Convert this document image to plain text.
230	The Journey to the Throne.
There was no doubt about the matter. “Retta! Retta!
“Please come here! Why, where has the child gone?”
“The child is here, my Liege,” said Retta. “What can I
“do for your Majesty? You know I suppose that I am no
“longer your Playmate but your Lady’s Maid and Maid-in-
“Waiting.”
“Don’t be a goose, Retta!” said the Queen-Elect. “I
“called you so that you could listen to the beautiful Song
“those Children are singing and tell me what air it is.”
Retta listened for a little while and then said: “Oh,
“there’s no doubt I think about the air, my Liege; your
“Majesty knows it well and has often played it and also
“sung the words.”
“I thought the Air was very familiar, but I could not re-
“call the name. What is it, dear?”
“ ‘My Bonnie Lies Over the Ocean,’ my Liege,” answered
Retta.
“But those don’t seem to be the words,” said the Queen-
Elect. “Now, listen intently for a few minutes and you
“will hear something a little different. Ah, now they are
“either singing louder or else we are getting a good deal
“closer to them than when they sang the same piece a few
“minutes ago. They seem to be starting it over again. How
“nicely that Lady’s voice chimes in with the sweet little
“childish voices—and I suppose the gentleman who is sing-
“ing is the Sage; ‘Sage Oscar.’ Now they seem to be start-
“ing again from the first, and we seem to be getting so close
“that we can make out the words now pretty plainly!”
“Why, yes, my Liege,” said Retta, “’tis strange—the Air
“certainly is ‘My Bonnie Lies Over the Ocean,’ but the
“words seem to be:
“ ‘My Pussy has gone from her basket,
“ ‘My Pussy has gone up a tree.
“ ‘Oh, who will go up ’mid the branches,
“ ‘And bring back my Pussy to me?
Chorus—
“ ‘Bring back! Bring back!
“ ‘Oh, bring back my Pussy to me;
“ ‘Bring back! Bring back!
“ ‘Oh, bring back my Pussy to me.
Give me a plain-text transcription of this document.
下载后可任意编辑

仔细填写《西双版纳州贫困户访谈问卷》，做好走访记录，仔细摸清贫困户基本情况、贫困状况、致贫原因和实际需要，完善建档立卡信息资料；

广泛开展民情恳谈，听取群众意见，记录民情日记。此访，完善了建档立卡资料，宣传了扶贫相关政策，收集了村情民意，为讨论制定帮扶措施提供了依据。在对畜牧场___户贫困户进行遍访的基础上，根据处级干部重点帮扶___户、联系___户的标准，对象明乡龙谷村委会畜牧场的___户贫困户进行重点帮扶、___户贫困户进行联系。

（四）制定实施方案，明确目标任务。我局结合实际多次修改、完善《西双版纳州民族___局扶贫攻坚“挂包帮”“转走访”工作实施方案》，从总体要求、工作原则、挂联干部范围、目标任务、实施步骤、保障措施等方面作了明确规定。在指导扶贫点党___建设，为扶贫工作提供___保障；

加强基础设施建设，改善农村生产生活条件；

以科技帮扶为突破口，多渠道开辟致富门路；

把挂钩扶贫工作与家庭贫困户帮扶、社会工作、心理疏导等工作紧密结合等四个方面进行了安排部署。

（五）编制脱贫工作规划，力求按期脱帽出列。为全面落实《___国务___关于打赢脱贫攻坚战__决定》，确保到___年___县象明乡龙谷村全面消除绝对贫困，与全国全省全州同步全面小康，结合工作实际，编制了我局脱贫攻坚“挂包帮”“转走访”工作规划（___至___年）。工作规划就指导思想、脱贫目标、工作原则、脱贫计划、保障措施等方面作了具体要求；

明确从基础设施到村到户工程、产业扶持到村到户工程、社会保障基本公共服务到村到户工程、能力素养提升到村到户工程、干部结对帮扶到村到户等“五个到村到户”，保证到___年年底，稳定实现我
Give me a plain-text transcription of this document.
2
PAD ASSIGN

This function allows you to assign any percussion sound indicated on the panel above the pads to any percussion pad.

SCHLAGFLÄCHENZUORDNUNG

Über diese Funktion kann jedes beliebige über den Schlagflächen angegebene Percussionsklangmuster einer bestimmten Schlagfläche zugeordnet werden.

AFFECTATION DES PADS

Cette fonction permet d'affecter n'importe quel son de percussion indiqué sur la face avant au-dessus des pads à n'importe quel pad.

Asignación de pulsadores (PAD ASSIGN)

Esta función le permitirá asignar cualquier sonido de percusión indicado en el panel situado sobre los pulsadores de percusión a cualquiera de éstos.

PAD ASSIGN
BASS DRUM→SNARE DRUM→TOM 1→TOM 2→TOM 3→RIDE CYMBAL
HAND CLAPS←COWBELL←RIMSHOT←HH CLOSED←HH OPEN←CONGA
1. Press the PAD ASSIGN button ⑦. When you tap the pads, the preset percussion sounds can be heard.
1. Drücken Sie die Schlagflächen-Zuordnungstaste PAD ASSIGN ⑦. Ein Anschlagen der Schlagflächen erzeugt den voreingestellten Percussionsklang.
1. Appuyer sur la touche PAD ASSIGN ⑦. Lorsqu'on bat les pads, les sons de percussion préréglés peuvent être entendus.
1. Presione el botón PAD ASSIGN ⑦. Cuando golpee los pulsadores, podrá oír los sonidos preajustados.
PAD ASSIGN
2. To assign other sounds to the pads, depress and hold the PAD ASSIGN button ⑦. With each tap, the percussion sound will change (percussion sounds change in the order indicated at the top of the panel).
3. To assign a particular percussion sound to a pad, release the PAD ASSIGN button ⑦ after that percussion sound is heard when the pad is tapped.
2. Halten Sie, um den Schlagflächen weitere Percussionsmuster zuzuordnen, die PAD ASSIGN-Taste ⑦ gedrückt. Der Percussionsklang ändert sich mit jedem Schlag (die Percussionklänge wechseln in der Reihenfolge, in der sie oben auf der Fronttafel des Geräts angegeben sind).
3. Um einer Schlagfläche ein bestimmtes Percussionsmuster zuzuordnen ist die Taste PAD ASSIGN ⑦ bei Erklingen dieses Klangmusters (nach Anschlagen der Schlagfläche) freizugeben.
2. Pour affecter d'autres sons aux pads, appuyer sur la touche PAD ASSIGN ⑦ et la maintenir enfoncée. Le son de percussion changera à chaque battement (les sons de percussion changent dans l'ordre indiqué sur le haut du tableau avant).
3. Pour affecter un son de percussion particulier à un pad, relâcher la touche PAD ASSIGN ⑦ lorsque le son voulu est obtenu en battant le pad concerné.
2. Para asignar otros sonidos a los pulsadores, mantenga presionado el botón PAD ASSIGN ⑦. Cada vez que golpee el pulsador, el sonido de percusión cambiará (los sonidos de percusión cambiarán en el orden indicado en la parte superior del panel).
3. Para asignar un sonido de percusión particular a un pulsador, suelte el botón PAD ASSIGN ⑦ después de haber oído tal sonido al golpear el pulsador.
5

• [Goal] Return each line of the records above exactly as it reads.

• [Final result]
Convert this document image to plain text.
230	The Journey to the Throne.
There was no doubt about the matter. “Retta! Retta!
“Please come here! Why, where has the child gone?”
“The child is here, my Liege,” said Retta. “What can I
“do for your Majesty? You know I suppose that I am no
“longer your Playmate but your Lady’s Maid and Maid-in-
“Waiting.”
“Don’t be a goose, Retta!” said the Queen-Elect. “I
“called you so that you could listen to the beautiful Song
“those Children are singing and tell me what air it is.”
Retta listened for a little while and then said: “Oh,
“there’s no doubt I think about the air, my Liege; your
“Majesty knows it well and has often played it and also
“sung the words.”
“I thought the Air was very familiar, but I could not re-
“call the name. What is it, dear?”
“ ‘My Bonnie Lies Over the Ocean,’ my Liege,” answered
Retta.
“But those don’t seem to be the words,” said the Queen-
Elect. “Now, listen intently for a few minutes and you
“will hear something a little different. Ah, now they are
“either singing louder or else we are getting a good deal
“closer to them than when they sang the same piece a few
“minutes ago. They seem to be starting it over again. How
“nicely that Lady’s voice chimes in with the sweet little
“childish voices—and I suppose the gentleman who is sing-
“ing is the Sage; ‘Sage Oscar.’ Now they seem to be start-
“ing again from the first, and we seem to be getting so close
“that we can make out the words now pretty plainly!”
“Why, yes, my Liege,” said Retta, “’tis strange—the Air
“certainly is ‘My Bonnie Lies Over the Ocean,’ but the
“words seem to be:
“ ‘My Pussy has gone from her basket,
“ ‘My Pussy has gone up a tree.
“ ‘Oh, who will go up ’mid the branches,
“ ‘And bring back my Pussy to me?
Chorus—
“ ‘Bring back! Bring back!
“ ‘Oh, bring back my Pussy to me;
“ ‘Bring back! Bring back!
“ ‘Oh, bring back my Pussy to me.
Give me a plain-text transcription of this document.
下载后可任意编辑

仔细填写《西双版纳州贫困户访谈问卷》，做好走访记录，仔细摸清贫困户基本情况、贫困状况、致贫原因和实际需要，完善建档立卡信息资料；

广泛开展民情恳谈，听取群众意见，记录民情日记。此访，完善了建档立卡资料，宣传了扶贫相关政策，收集了村情民意，为讨论制定帮扶措施提供了依据。在对畜牧场___户贫困户进行遍访的基础上，根据处级干部重点帮扶___户、联系___户的标准，对象明乡龙谷村委会畜牧场的___户贫困户进行重点帮扶、___户贫困户进行联系。

（四）制定实施方案，明确目标任务。我局结合实际多次修改、完善《西双版纳州民族___局扶贫攻坚“挂包帮”“转走访”工作实施方案》，从总体要求、工作原则、挂联干部范围、目标任务、实施步骤、保障措施等方面作了明确规定。在指导扶贫点党___建设，为扶贫工作提供___保障；

加强基础设施建设，改善农村生产生活条件；

以科技帮扶为突破口，多渠道开辟致富门路；

把挂钩扶贫工作与家庭贫困户帮扶、社会工作、心理疏导等工作紧密结合等四个方面进行了安排部署。

（五）编制脱贫工作规划，力求按期脱帽出列。为全面落实《___国务___关于打赢脱贫攻坚战__决定》，确保到___年___县象明乡龙谷村全面消除绝对贫困，与全国全省全州同步全面小康，结合工作实际，编制了我局脱贫攻坚“挂包帮”“转走访”工作规划（___至___年）。工作规划就指导思想、脱贫目标、工作原则、脱贫计划、保障措施等方面作了具体要求；

明确从基础设施到村到户工程、产业扶持到村到户工程、社会保障基本公共服务到村到户工程、能力素养提升到村到户工程、干部结对帮扶到村到户等“五个到村到户”，保证到___年年底，稳定实现我
Give me a plain-text transcription of this document.
2
PAD ASSIGN

This function allows you to assign any percussion sound indicated on the panel above the pads to any percussion pad.

SCHLAGFLÄCHENZUORDNUNG

Über diese Funktion kann jedes beliebige über den Schlagflächen angegebene Percussionsklangmuster einer bestimmten Schlagfläche zugeordnet werden.

AFFECTATION DES PADS

Cette fonction permet d'affecter n'importe quel son de percussion indiqué sur la face avant au-dessus des pads à n'importe quel pad.

Asignación de pulsadores (PAD ASSIGN)

Esta función le permitirá asignar cualquier sonido de percusión indicado en el panel situado sobre los pulsadores de percusión a cualquiera de éstos.

PAD ASSIGN
BASS DRUM→SNARE DRUM→TOM 1→TOM 2→TOM 3→RIDE CYMBAL
HAND CLAPS←COWBELL←RIMSHOT←HH CLOSED←HH OPEN←CONGA
1. Press the PAD ASSIGN button ⑦. When you tap the pads, the preset percussion sounds can be heard.
1. Drücken Sie die Schlagflächen-Zuordnungstaste PAD ASSIGN ⑦. Ein Anschlagen der Schlagflächen erzeugt den voreingestellten Percussionsklang.
1. Appuyer sur la touche PAD ASSIGN ⑦. Lorsqu'on bat les pads, les sons de percussion préréglés peuvent être entendus.
1. Presione el botón PAD ASSIGN ⑦. Cuando golpee los pulsadores, podrá oír los sonidos preajustados.
PAD ASSIGN
2. To assign other sounds to the pads, depress and hold the PAD ASSIGN button ⑦. With each tap, the percussion sound will change (percussion sounds change in the order indicated at the top of the panel).
3. To assign a particular percussion sound to a pad, release the PAD ASSIGN button ⑦ after that percussion sound is heard when the pad is tapped.
2. Halten Sie, um den Schlagflächen weitere Percussionsmuster zuzuordnen, die PAD ASSIGN-Taste ⑦ gedrückt. Der Percussionsklang ändert sich mit jedem Schlag (die Percussionklänge wechseln in der Reihenfolge, in der sie oben auf der Fronttafel des Geräts angegeben sind).
3. Um einer Schlagfläche ein bestimmtes Percussionsmuster zuzuordnen ist die Taste PAD ASSIGN ⑦ bei Erklingen dieses Klangmusters (nach Anschlagen der Schlagfläche) freizugeben.
2. Pour affecter d'autres sons aux pads, appuyer sur la touche PAD ASSIGN ⑦ et la maintenir enfoncée. Le son de percussion changera à chaque battement (les sons de percussion changent dans l'ordre indiqué sur le haut du tableau avant).
3. Pour affecter un son de percussion particulier à un pad, relâcher la touche PAD ASSIGN ⑦ lorsque le son voulu est obtenu en battant le pad concerné.
2. Para asignar otros sonidos a los pulsadores, mantenga presionado el botón PAD ASSIGN ⑦. Cada vez que golpee el pulsador, el sonido de percusión cambiará (los sonidos de percusión cambiarán en el orden indicado en la parte superior del panel).
3. Para asignar un sonido de percusión particular a un pulsador, suelte el botón PAD ASSIGN ⑦ después de haber oído tal sonido al golpear el pulsador.
5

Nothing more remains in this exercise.